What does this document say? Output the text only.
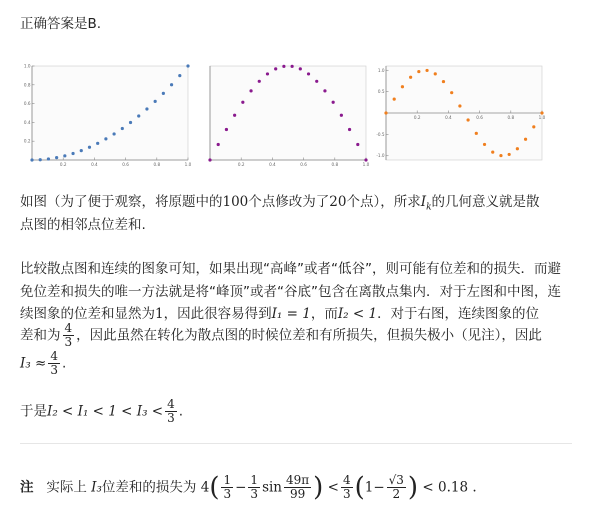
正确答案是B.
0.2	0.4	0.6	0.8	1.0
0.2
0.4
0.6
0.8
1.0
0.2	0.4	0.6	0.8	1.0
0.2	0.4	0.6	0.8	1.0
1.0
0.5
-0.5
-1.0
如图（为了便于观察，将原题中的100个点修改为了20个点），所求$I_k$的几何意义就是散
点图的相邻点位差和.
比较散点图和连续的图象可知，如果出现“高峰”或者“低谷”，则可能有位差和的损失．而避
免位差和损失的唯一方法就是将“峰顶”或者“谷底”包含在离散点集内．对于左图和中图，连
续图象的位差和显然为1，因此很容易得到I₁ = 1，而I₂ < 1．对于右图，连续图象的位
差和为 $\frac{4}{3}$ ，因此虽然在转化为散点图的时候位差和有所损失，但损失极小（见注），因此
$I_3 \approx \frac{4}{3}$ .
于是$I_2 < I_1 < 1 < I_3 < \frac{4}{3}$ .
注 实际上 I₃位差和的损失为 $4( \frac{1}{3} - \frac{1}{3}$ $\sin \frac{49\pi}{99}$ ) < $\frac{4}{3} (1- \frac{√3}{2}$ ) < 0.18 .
▬▬▬▬▬▬▬▬▬▬
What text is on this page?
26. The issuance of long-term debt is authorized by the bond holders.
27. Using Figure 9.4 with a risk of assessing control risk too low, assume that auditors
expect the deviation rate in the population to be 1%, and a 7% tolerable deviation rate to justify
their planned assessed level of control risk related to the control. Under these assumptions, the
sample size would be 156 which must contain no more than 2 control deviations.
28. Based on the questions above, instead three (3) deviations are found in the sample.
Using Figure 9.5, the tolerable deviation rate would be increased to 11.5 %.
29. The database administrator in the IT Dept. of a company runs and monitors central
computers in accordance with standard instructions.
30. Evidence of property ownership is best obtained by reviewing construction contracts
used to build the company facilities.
▬▬▬▬▬▬▬▬▬▬
* [WHAT TO PRODUCE]: Copy each line holding the word "text" from the listing above.

* [OUTPUT BELOW]:
What does this document say? Output the text only.
What text is on this page?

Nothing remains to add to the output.